* **EXERCISE**:
Identify all lines below that hold "свѣтъ" and collect them.

-- START --

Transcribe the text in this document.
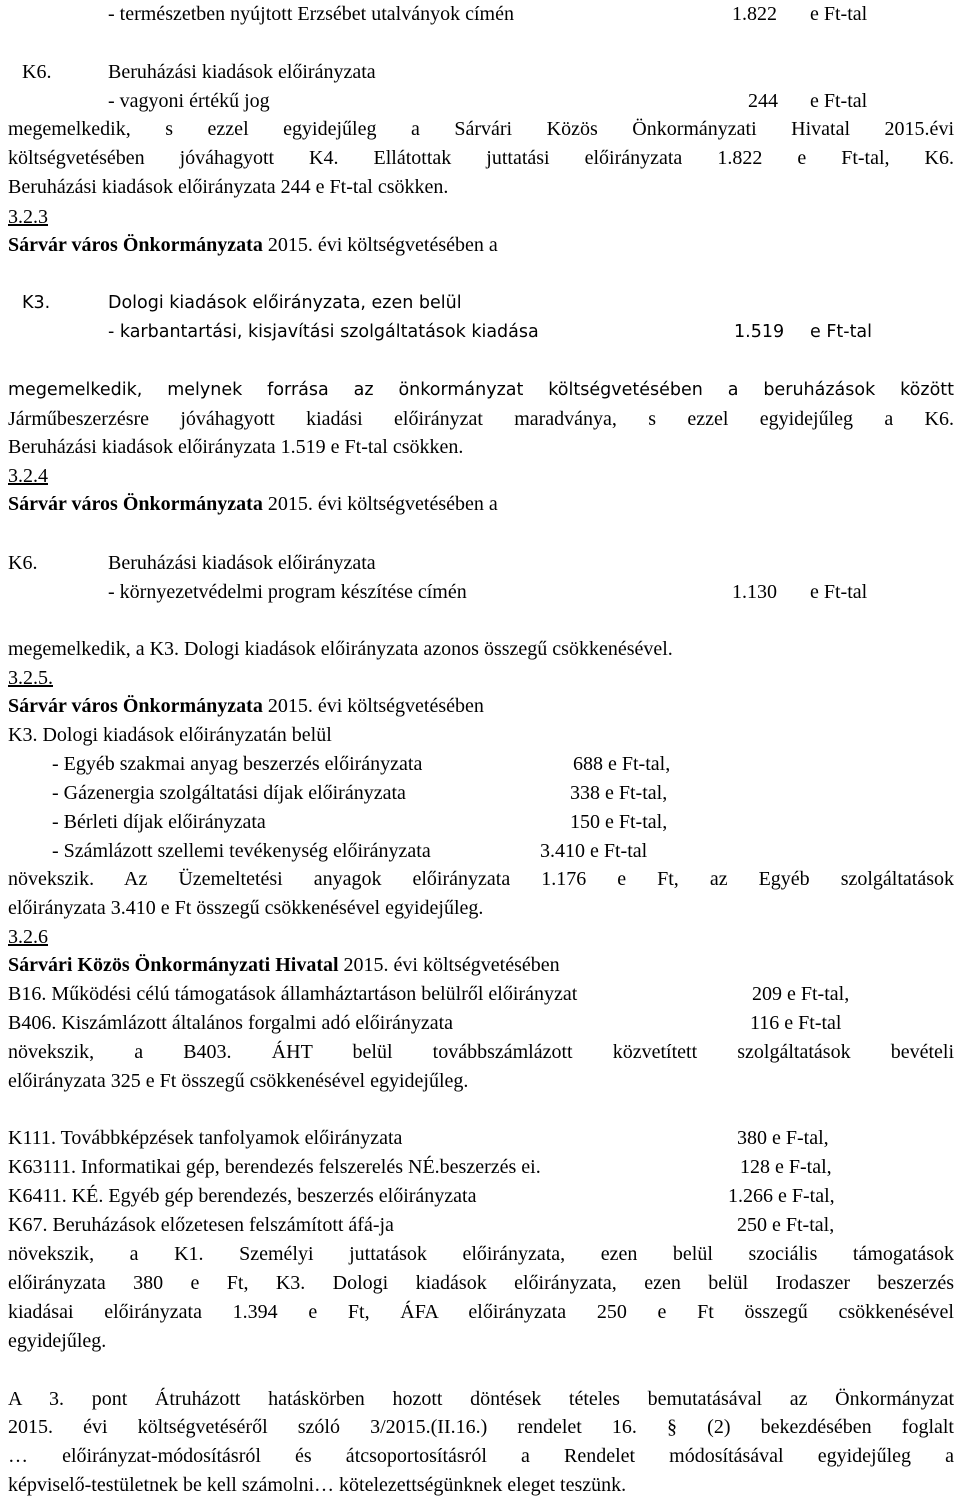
- természetben nyújtott Erzsébet utalványok címén	1.822 e Ft-tal
K6.	Beruházási kiadások előirányzata
- vagyoni értékű jog	244 e Ft-tal
megemelkedik, s ezzel egyidejűleg a Sárvári Közös Önkormányzati Hivatal 2015.évi
költségvetésében jóváhagyott K4. Ellátottak juttatási előirányzata 1.822 e Ft-tal, K6.
Beruházási kiadások előirányzata 244 e Ft-tal csökken.
3.2.3
Sárvár város Önkormányzata 2015. évi költségvetésében a
K3.	Dologi kiadások előirányzata, ezen belül
- karbantartási, kisjavítási szolgáltatások kiadása	1.519 e Ft-tal
megemelkedik, melynek forrása az önkormányzat költségvetésében a beruházások között
Járműbeszerzésre jóváhagyott kiadási előirányzat maradványa, s ezzel egyidejűleg a K6.
Beruházási kiadások előirányzata 1.519 e Ft-tal csökken.
3.2.4
Sárvár város Önkormányzata 2015. évi költségvetésében a
K6.	Beruházási kiadások előirányzata
- környezetvédelmi program készítése címén	1.130 e Ft-tal
megemelkedik, a K3. Dologi kiadások előirányzata azonos összegű csökkenésével.
3.2.5.
Sárvár város Önkormányzata 2015. évi költségvetésében
K3. Dologi kiadások előirányzatán belül
- Egyéb szakmai anyag beszerzés előirányzata	688 e Ft-tal,
- Gázenergia szolgáltatási díjak előirányzata	338 e Ft-tal,
- Bérleti díjak előirányzata	150 e Ft-tal,
- Számlázott szellemi tevékenység előirányzata	3.410 e Ft-tal
növekszik. Az Üzemeltetési anyagok előirányzata 1.176 e Ft, az Egyéb szolgáltatások
előirányzata 3.410 e Ft összegű csökkenésével egyidejűleg.
3.2.6
Sárvári Közös Önkormányzati Hivatal 2015. évi költségvetésében
B16. Működési célú támogatások államháztartáson belülről előirányzat	209 e Ft-tal,
B406. Kiszámlázott általános forgalmi adó előirányzata	116 e Ft-tal
növekszik, a B403. ÁHT belül továbbszámlázott közvetített szolgáltatások bevételi
előirányzata 325 e Ft összegű csökkenésével egyidejűleg.
K111. Továbbképzések tanfolyamok előirányzata	380 e F-tal,
K63111. Informatikai gép, berendezés felszerelés NÉ.beszerzés ei.	128 e F-tal,
K6411. KÉ. Egyéb gép berendezés, beszerzés előirányzata	1.266 e F-tal,
K67. Beruházások előzetesen felszámított áfá-ja	250 e Ft-tal,
növekszik, a K1. Személyi juttatások előirányzata, ezen belül szociális támogatások
előirányzata 380 e Ft, K3. Dologi kiadások előirányzata, ezen belül Irodaszer beszerzés
kiadásai előirányzata 1.394 e Ft, ÁFA előirányzata 250 e Ft összegű csökkenésével
egyidejűleg.
A 3. pont Átruházott hatáskörben hozott döntések tételes bemutatásával az Önkormányzat
2015. évi költségvetéséről szóló 3/2015.(II.16.) rendelet 16. § (2) bekezdésében foglalt
… előirányzat-módosításról és átcsoportosításról a Rendelet módosításával egyidejűleg a
képviselő-testületnek be kell számolni… kötelezettségünknek eleget teszünk.
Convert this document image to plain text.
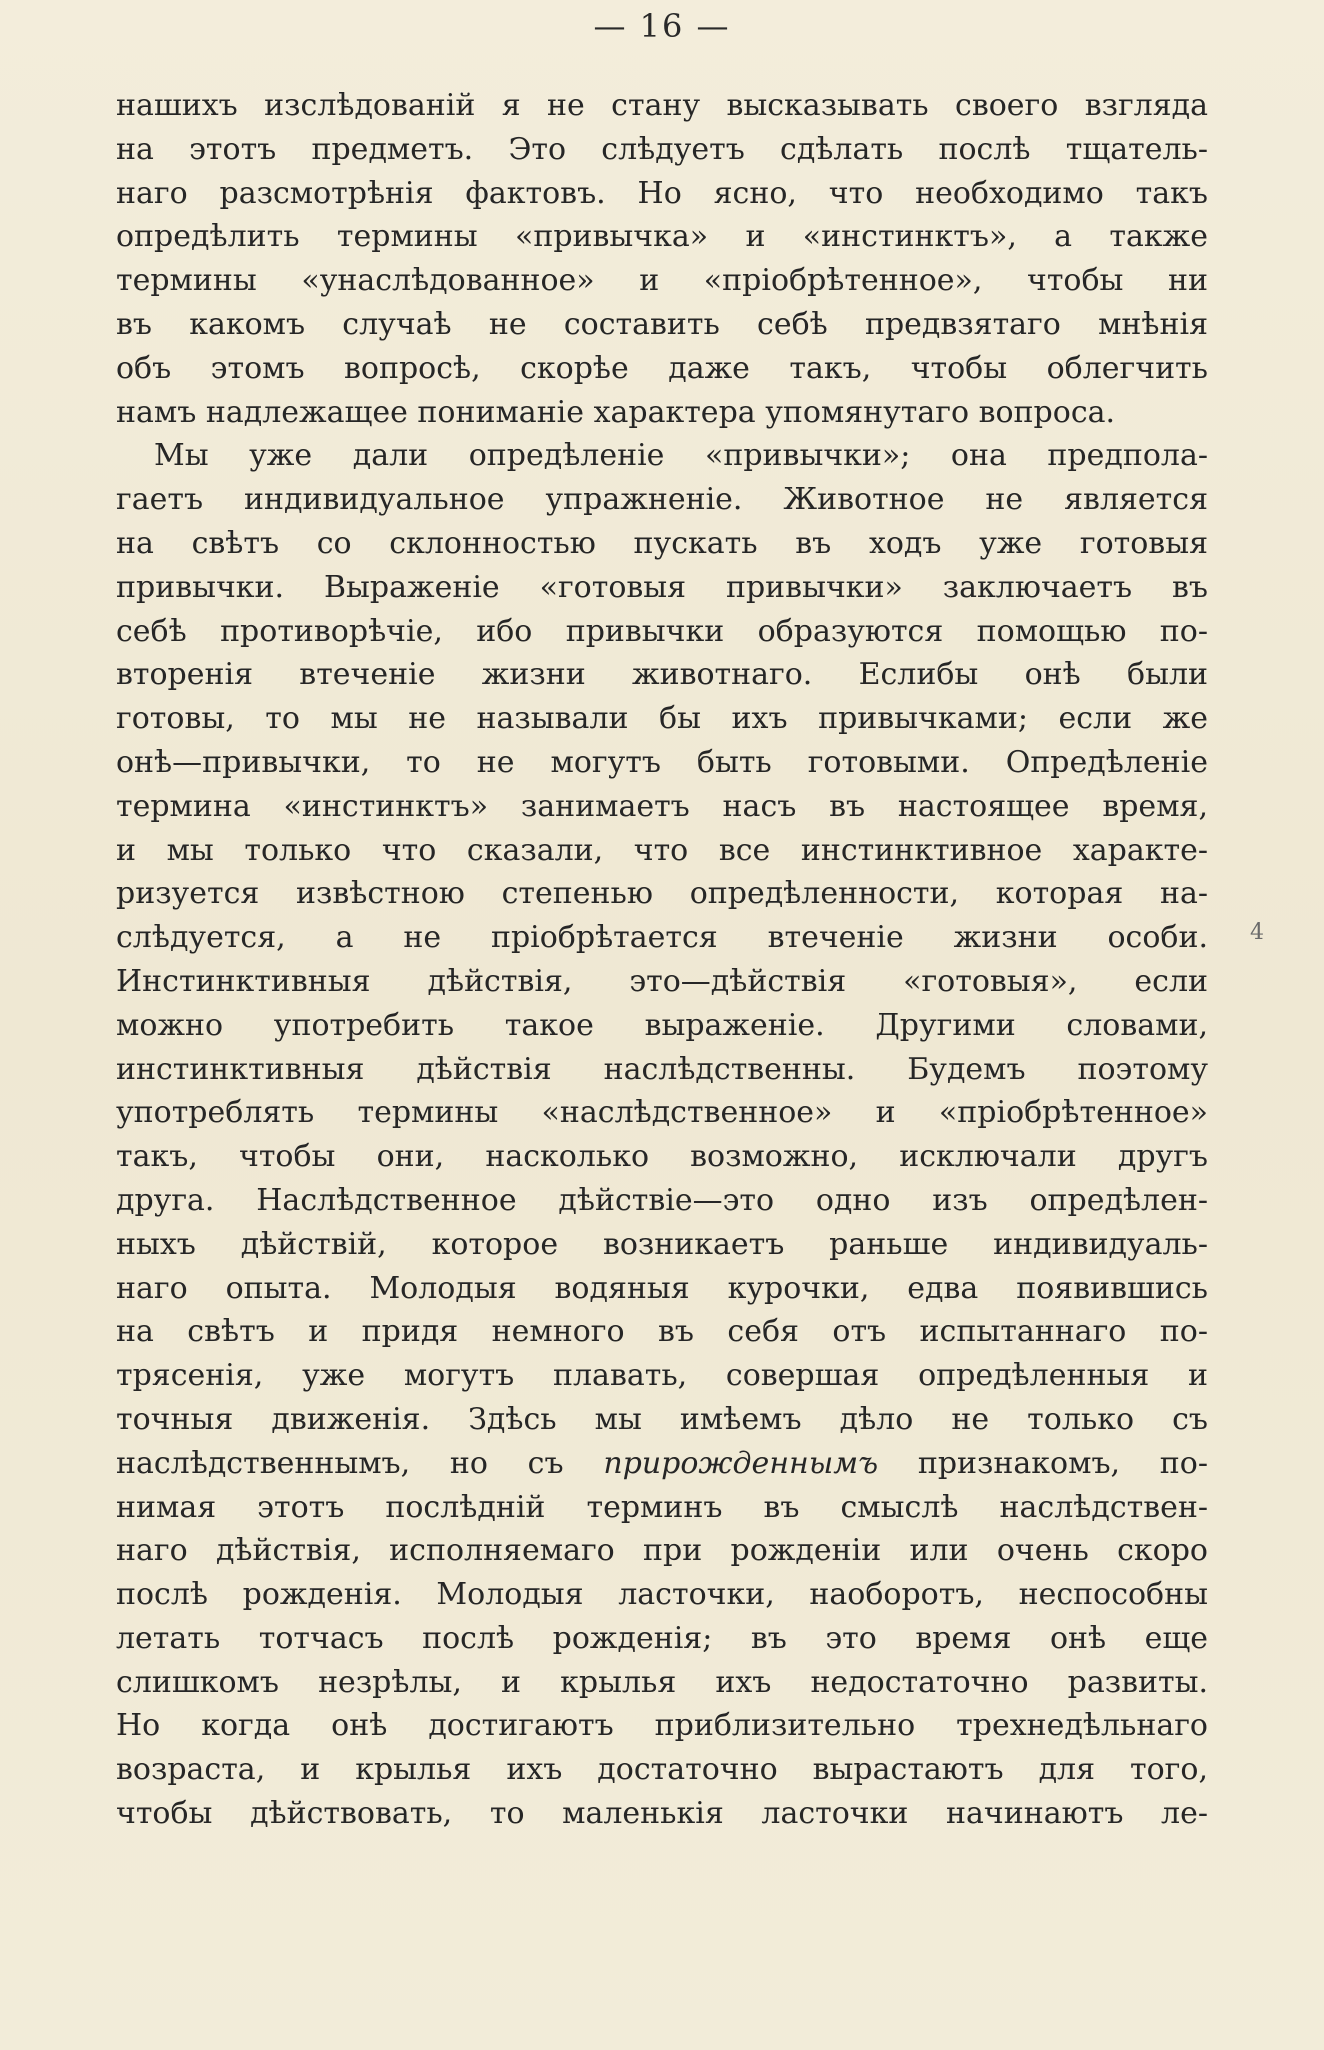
— 16 —
нашихъ изслѣдованій я не стану высказывать своего взгляда
на этотъ предметъ. Это слѣдуетъ сдѣлать послѣ тщатель-
наго разсмотрѣнія фактовъ. Но ясно, что необходимо такъ
опредѣлить термины «привычка» и «инстинктъ», а также
термины «унаслѣдованное» и «пріобрѣтенное», чтобы ни
въ какомъ случаѣ не составить себѣ предвзятаго мнѣнія
объ этомъ вопросѣ, скорѣе даже такъ, чтобы облегчить
намъ надлежащее пониманіе характера упомянутаго вопроса.
Мы уже дали опредѣленіе «привычки»; она предпола-
гаетъ индивидуальное упражненіе. Животное не является
на свѣтъ со склонностью пускать въ ходъ уже готовыя
привычки. Выраженіе «готовыя привычки» заключаетъ въ
себѣ противорѣчіе, ибо привычки образуются помощью по-
вторенія втеченіе жизни животнаго. Еслибы онѣ были
готовы, то мы не называли бы ихъ привычками; если же
онѣ—привычки, то не могутъ быть готовыми. Опредѣленіе
термина «инстинктъ» занимаетъ насъ въ настоящее время,
и мы только что сказали, что все инстинктивное характе-
ризуется извѣстною степенью опредѣленности, которая на-
слѣдуется, а не пріобрѣтается втеченіе жизни особи.
Инстинктивныя дѣйствія, это—дѣйствія «готовыя», если
можно употребить такое выраженіе. Другими словами,
инстинктивныя дѣйствія наслѣдственны. Будемъ поэтому
употреблять термины «наслѣдственное» и «пріобрѣтенное»
такъ, чтобы они, насколько возможно, исключали другъ
друга. Наслѣдственное дѣйствіе—это одно изъ опредѣлен-
ныхъ дѣйствій, которое возникаетъ раньше индивидуаль-
наго опыта. Молодыя водяныя курочки, едва появившись
на свѣтъ и придя немного въ себя отъ испытаннаго по-
трясенія, уже могутъ плавать, совершая опредѣленныя и
точныя движенія. Здѣсь мы имѣемъ дѣло не только съ
наслѣдственнымъ, но съ прирожденнымъ признакомъ, по-
нимая этотъ послѣдній терминъ въ смыслѣ наслѣдствен-
наго дѣйствія, исполняемаго при рожденіи или очень скоро
послѣ рожденія. Молодыя ласточки, наоборотъ, неспособны
летать тотчасъ послѣ рожденія; въ это время онѣ еще
слишкомъ незрѣлы, и крылья ихъ недостаточно развиты.
Но когда онѣ достигаютъ приблизительно трехнедѣльнаго
возраста, и крылья ихъ достаточно вырастаютъ для того,
чтобы дѣйствовать, то маленькія ласточки начинаютъ ле-
4
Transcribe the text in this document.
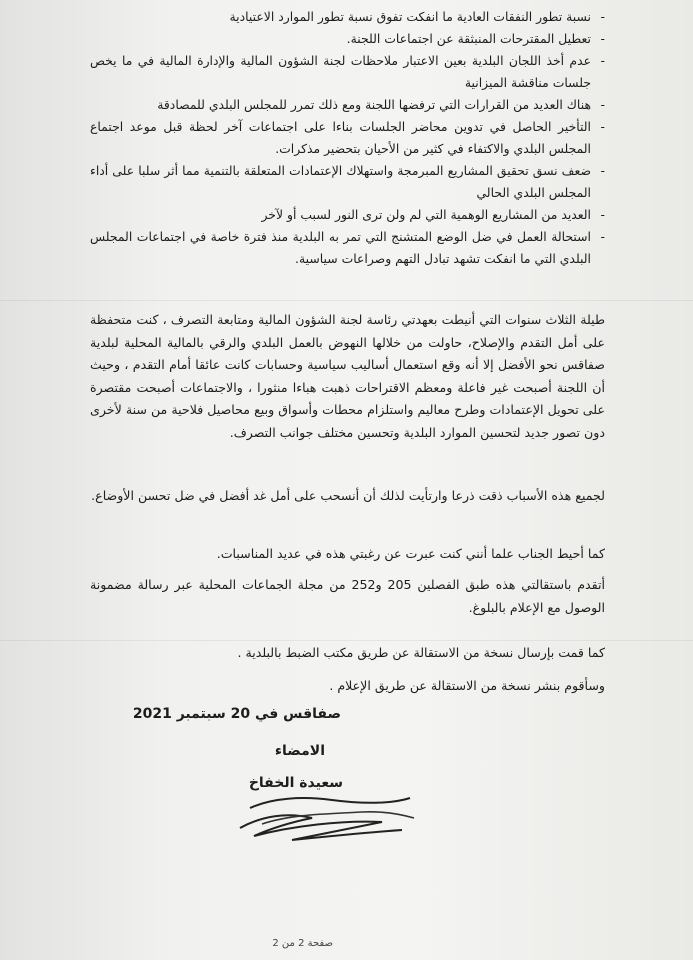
- نسبة تطور النفقات العادية ما انفكت تفوق نسبة تطور الموارد الاعتيادية
- تعطيل المقترحات المنبثقة عن اجتماعات اللجنة.
- عدم أخذ اللجان البلدية بعين الاعتبار ملاحظات لجنة الشؤون المالية والإدارة المالية في ما يخص جلسات مناقشة الميزانية
- هناك العديد من القرارات التي ترفضها اللجنة ومع ذلك تمرر للمجلس البلدي للمصادقة
- التأخير الحاصل في تدوين محاضر الجلسات بناءا على اجتماعات آخر لحظة قبل موعد اجتماع المجلس البلدي والاكتفاء في كثير من الأحيان بتحضير مذكرات.
- ضعف نسق تحقيق المشاريع المبرمجة واستهلاك الإعتمادات المتعلقة بالتنمية مما أثر سلبا على أداء المجلس البلدي الحالي
- العديد من المشاريع الوهمية التي لم ولن ترى النور لسبب أو لآخر
- استحالة العمل في ضل الوضع المتشنج التي تمر به البلدية منذ فترة خاصة في اجتماعات المجلس البلدي التي ما انفكت تشهد تبادل التهم وصراعات سياسية.

طيلة الثلاث سنوات التي أنيطت بعهدتي رئاسة لجنة الشؤون المالية ومتابعة التصرف ، كنت متحفظة على أمل التقدم والإصلاح، حاولت من خلالها النهوض بالعمل البلدي والرقي بالمالية المحلية لبلدية صفاقس نحو الأفضل إلا أنه وقع استعمال أساليب سياسية وحسابات كانت عائقا أمام التقدم ، وحيث أن اللجنة أصبحت غير فاعلة ومعظم الاقتراحات ذهبت هباءا منثورا ، والاجتماعات أصبحت مقتصرة على تحويل الإعتمادات وطرح معاليم واستلزام محطات وأسواق وبيع محاصيل فلاحية من سنة لأخرى دون تصور جديد لتحسين الموارد البلدية وتحسين مختلف جوانب التصرف.

لجميع هذه الأسباب ذقت ذرعا وارتأيت لذلك أن أنسحب على أمل غد أفضل في ضل تحسن الأوضاع.

كما أحيط الجناب علما أنني كنت عبرت عن رغبتي هذه في عديد المناسبات.

أتقدم باستقالتي هذه طبق الفصلين 205 و252 من مجلة الجماعات المحلية عبر رسالة مضمونة الوصول مع الإعلام بالبلوغ.

كما قمت بإرسال نسخة من الاستقالة عن طريق مكتب الضبط بالبلدية .

وسأقوم بنشر نسخة من الاستقالة عن طريق الإعلام .

صفاقس في 20 سبتمبر 2021
الامضاء
سعيدة الخفاخ
صفحة 2 من 2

-- END --

* **RESPONSE TO THIS TASK**:
на свѣтъ со склонностью пускать въ ходъ уже готовыя
на свѣтъ и придя немного въ себя отъ испытаннаго по-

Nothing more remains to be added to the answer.